§ **Work to do**:
Collect each line holding the string "this".

§ **Data shown**:
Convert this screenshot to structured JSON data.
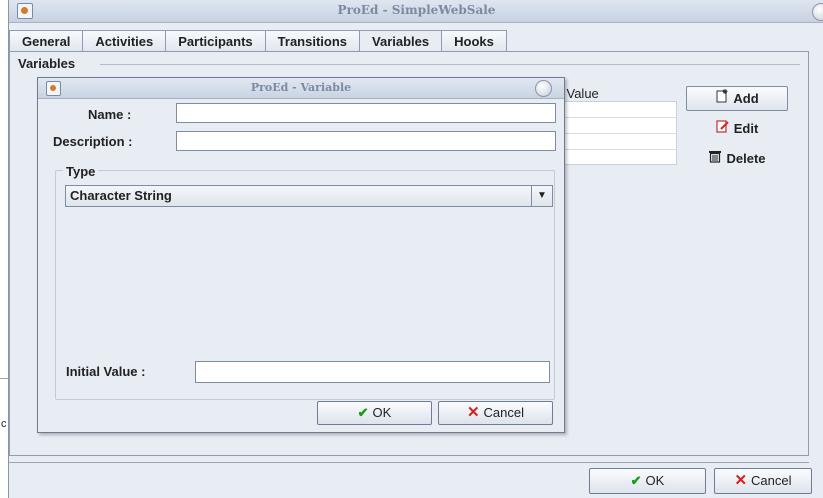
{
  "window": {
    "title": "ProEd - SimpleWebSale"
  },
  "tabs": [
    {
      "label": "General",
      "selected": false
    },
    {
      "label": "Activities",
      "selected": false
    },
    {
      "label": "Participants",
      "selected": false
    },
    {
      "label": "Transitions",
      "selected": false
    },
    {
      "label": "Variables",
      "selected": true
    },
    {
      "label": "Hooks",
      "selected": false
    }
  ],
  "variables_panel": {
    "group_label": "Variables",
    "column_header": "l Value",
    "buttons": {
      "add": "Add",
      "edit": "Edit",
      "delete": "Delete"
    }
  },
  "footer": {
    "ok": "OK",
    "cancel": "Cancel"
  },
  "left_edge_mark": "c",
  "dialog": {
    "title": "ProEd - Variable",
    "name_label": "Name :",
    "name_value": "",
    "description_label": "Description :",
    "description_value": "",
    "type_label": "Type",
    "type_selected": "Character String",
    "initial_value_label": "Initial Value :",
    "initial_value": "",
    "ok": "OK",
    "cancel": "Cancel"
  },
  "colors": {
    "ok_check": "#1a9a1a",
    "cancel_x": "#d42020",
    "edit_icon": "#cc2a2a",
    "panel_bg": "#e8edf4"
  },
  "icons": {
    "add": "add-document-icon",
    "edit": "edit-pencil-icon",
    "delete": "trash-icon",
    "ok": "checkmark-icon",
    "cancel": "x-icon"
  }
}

==

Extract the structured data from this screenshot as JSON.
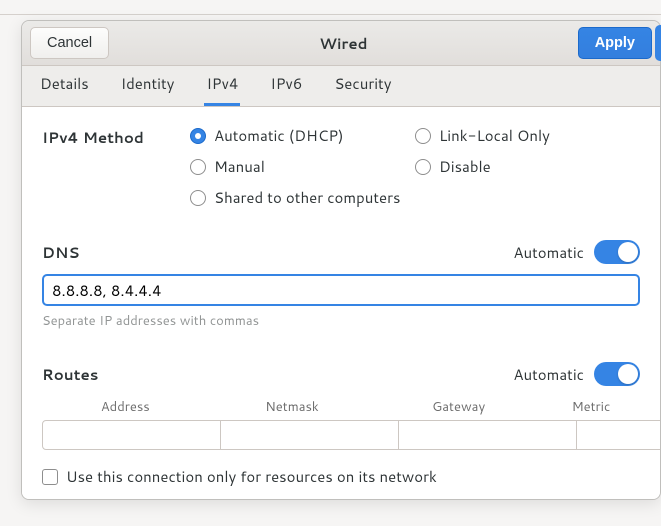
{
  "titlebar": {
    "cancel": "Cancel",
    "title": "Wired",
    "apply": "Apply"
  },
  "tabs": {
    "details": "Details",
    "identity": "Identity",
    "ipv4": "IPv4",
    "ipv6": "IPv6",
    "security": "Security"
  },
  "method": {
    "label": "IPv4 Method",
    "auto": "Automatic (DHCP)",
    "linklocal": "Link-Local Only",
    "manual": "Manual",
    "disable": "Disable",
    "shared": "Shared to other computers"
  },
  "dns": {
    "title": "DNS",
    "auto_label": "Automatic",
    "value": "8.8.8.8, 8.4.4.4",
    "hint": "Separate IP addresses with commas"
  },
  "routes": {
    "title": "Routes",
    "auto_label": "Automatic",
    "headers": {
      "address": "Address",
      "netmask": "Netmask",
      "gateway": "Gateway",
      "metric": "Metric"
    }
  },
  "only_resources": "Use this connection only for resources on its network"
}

§ **Output**:
Convert this screenshot to structured JSON data.
Extract the structured data from this screenshot as JSON.
  "only_resources": "Use this connection only for resources on its network"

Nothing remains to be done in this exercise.